___ Supplied text

Repost: Culture gap: synthetic chemists and learning biology

Apologies for more reposting... I'm still trying to get out from the vacation backlog of life. New thoughts to come soon!

I started responding to this comment:

Now that you have invested so long to transform in to a ‘chemicalbiologist’, would you mind suggesting some quick tips from your journey for the people ho want to take the same path? Are there any books or some crash courses etc?

And got so in depth that I decided to make it a post of its own. So here are my thoughts about where to start to develop better flexibility as a synthetic chemist who wants to work on bilogical problems.

The best crash course I got was weekly lab meetings in a lively, rigorous yeast genetics/molecular biology/kinase signaling lab (one of my postdoc labs). I started out so clueless that I felt like I was on Mars for the first year and a half or so. But because the people in that lab were so open and helpful, and the PI is an engaged, active teacher, they helped me learn the “language” of biology-type ways of thinking and data/information representation.

It’s that language that you really need as a chemist moving into biology. And by “language,” I mean more than just terminology (although that is a big part of it). It’s also a change in visualization of information and getting better at logic puzzles. Imagine a multi-step synthesis with a blank at step 2, where 4-5 possibilities (which you have assumed based on either mechanism or other times people have done similar things) could fit in there to result in the product (or mixture thereof). In biology, you have to come up with ways to test *which* of those possibilities comes from the retrosynthetic direction (for which you are only postulating a route) and will result in the product(s).

In all of this you also have to accept that: a) your only measurement techniques are indirect, i.e. you usually can’t just analyze the structures with some direct spectroscopic technique and figure out what they are; and b) your assumptions might be wrong. So you have to do lots of control experiments where you also assume some certain set of reagents should DEFINITELY give the products, and some other set should DEFINITELY NOT. That gives you yet another indirect way to make you feel more comfortable with your assumptions. The hardest part for many chemists is having to be okay with indirect information. The second hardest part is having to remember that if your “result” gives you something analogous to “75% yield of the product,” you still have to think a lot about WHAT molecules/interactions are represented in that other 25%. You can’t just purify it away and pretend it didn’t exist.

Getting used to reading gel electrophoresis/Western blot (antibody detection) data, as well as biological “cartoon” format (where you mostly worry about conceptual connections, and not so much molecular mechanism and byproducts etc.), are some great ways to start. But you’ll probably need a coach to guide you through it and translate how the experiments work and what the results mean. Finding friendly, sharp biologists (whether faculty, postdoc or grad student–it doesn’t pay to be snobby about this, sometimes the trainees are gonna be WAY better at teaching you! Just make sure to credit them or repay them somehow!) can be the difference between this working vs. not working.

2 responses so far

  • Jim Thomerson says:

    At my university, a music major would likely take a General Education biology course. A chemist, physicist or engineer probably would not. Interesting that a music major would have more formal education in biology than a chemist.

  • chemicalbilology says:

    Indeed! I was a chem major in college and I never took biology. Ever. I could have as an elective, but with all the classes required for my major and all the other ones I wanted to take (like music, pottery, etc.) there wasn't a lot of room and I never realized how much I would need it as a chemist.

______
___ Dataset

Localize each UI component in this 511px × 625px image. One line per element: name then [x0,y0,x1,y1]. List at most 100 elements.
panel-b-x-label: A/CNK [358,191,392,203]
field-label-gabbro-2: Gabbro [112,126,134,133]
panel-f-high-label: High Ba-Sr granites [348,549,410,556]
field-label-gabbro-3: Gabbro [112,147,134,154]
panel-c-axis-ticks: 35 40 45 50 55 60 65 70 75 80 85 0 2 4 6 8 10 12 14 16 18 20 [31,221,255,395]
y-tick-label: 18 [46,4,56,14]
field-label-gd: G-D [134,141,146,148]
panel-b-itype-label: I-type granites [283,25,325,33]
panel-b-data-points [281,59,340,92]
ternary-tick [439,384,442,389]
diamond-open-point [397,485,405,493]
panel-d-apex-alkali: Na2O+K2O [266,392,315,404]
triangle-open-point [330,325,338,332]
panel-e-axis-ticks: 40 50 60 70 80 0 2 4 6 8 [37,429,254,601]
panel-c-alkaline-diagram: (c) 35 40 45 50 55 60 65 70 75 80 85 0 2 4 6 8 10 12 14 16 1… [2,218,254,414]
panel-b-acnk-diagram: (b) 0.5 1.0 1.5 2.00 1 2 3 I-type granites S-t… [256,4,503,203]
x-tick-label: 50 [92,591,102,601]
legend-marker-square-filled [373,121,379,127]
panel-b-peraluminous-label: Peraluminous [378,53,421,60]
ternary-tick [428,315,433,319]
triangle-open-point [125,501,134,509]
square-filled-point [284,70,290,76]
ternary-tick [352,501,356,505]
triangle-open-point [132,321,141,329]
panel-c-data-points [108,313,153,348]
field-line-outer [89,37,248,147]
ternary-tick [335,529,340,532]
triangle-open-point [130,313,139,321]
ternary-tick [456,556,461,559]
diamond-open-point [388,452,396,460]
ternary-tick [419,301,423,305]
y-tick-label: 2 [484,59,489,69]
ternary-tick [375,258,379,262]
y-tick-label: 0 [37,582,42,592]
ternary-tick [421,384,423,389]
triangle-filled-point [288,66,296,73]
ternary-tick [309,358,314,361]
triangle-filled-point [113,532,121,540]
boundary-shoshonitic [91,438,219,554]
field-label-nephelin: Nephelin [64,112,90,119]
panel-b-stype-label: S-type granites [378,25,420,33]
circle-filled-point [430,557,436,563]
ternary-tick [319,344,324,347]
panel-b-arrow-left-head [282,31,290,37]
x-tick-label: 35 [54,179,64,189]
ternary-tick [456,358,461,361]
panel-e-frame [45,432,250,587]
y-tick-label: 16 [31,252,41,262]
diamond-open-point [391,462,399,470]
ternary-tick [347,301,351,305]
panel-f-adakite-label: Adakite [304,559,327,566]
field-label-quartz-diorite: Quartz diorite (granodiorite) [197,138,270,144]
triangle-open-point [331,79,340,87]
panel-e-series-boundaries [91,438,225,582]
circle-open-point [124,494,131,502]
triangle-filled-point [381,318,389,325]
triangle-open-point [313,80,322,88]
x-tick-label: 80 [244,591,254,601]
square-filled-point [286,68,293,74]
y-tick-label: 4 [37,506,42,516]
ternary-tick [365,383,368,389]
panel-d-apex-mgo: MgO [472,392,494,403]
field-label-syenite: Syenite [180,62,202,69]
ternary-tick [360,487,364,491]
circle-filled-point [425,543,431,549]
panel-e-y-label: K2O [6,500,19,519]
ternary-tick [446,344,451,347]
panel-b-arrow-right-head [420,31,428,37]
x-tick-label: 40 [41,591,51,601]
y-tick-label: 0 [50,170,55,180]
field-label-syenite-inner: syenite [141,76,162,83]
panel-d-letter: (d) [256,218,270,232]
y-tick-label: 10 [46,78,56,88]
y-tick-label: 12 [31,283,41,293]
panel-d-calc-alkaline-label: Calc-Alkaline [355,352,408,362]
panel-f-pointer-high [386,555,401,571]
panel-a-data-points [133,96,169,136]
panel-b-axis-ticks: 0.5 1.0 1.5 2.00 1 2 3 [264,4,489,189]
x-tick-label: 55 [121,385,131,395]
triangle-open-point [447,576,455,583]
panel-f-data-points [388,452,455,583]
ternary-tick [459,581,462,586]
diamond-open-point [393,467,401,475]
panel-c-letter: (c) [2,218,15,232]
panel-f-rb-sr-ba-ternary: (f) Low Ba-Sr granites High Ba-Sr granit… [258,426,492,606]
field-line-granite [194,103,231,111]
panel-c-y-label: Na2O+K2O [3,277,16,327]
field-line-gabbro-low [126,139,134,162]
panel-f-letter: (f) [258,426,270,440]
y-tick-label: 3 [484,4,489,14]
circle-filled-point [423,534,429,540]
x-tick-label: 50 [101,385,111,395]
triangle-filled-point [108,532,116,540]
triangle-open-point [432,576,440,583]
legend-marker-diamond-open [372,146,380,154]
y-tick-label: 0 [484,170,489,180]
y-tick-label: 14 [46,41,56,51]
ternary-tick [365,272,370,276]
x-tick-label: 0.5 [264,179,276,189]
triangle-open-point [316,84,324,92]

______

Directions: Can you repeat the post about chemists learning biology, starting at the words "Repost: Culture gap: synthetic" and stopping after "on bilogical problems.", but substitute "short courses" for "crash courses"?

Task answer:
Repost: Culture gap: synthetic chemists and learning biology

Apologies for more reposting... I'm still trying to get out from the vacation backlog of life. New thoughts to come soon!

I started responding to this comment:

Now that you have invested so long to transform in to a ‘chemicalbiologist’, would you mind suggesting some quick tips from your journey for the people ho want to take the same path? Are there any books or some short courses etc?

And got so in depth that I decided to make it a post of its own. So here are my thoughts about where to start to develop better flexibility as a synthetic chemist who wants to work on bilogical problems.